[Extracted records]

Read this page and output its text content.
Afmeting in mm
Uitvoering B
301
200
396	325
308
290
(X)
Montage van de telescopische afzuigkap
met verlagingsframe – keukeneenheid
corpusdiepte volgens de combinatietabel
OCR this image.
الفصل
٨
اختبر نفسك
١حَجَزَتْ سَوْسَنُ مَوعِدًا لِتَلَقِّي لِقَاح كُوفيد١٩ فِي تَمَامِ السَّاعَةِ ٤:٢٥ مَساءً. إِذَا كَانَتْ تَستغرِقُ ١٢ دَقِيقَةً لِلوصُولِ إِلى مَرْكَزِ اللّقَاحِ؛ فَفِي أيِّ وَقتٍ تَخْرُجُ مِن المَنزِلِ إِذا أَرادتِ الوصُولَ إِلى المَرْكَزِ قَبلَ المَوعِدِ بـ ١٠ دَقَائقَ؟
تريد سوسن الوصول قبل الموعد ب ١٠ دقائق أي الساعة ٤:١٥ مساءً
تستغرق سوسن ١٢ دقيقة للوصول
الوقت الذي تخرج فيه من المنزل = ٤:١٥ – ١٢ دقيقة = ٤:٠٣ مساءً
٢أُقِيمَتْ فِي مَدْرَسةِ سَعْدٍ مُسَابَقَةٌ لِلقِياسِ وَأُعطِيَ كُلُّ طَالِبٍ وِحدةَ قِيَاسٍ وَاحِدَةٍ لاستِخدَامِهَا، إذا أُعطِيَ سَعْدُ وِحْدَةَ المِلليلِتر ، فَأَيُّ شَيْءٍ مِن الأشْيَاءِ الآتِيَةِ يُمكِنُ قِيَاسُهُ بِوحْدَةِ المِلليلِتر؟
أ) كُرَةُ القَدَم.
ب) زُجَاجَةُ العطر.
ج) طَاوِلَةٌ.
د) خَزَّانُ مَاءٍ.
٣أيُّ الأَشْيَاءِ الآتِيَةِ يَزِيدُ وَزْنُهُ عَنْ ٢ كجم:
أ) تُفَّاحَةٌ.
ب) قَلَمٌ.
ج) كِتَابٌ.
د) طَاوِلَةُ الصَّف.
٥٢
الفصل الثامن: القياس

__Job__:
Would you reproduce the material above in full, exactly as given?

__Exercise solution__:
Read this page and output its text content.
Afmeting in mm
Uitvoering B
301
200
396	325
308
290
(X)
Montage van de telescopische afzuigkap
met verlagingsframe – keukeneenheid
corpusdiepte volgens de combinatietabel
OCR this image.
الفصل
٨
اختبر نفسك
١حَجَزَتْ سَوْسَنُ مَوعِدًا لِتَلَقِّي لِقَاح كُوفيد١٩ فِي تَمَامِ السَّاعَةِ ٤:٢٥ مَساءً. إِذَا كَانَتْ تَستغرِقُ ١٢ دَقِيقَةً لِلوصُولِ إِلى مَرْكَزِ اللّقَاحِ؛ فَفِي أيِّ وَقتٍ تَخْرُجُ مِن المَنزِلِ إِذا أَرادتِ الوصُولَ إِلى المَرْكَزِ قَبلَ المَوعِدِ بـ ١٠ دَقَائقَ؟
تريد سوسن الوصول قبل الموعد ب ١٠ دقائق أي الساعة ٤:١٥ مساءً
تستغرق سوسن ١٢ دقيقة للوصول
الوقت الذي تخرج فيه من المنزل = ٤:١٥ – ١٢ دقيقة = ٤:٠٣ مساءً
٢أُقِيمَتْ فِي مَدْرَسةِ سَعْدٍ مُسَابَقَةٌ لِلقِياسِ وَأُعطِيَ كُلُّ طَالِبٍ وِحدةَ قِيَاسٍ وَاحِدَةٍ لاستِخدَامِهَا، إذا أُعطِيَ سَعْدُ وِحْدَةَ المِلليلِتر ، فَأَيُّ شَيْءٍ مِن الأشْيَاءِ الآتِيَةِ يُمكِنُ قِيَاسُهُ بِوحْدَةِ المِلليلِتر؟
أ) كُرَةُ القَدَم.
ب) زُجَاجَةُ العطر.
ج) طَاوِلَةٌ.
د) خَزَّانُ مَاءٍ.
٣أيُّ الأَشْيَاءِ الآتِيَةِ يَزِيدُ وَزْنُهُ عَنْ ٢ كجم:
أ) تُفَّاحَةٌ.
ب) قَلَمٌ.
ج) كِتَابٌ.
د) طَاوِلَةُ الصَّف.
٥٢
الفصل الثامن: القياس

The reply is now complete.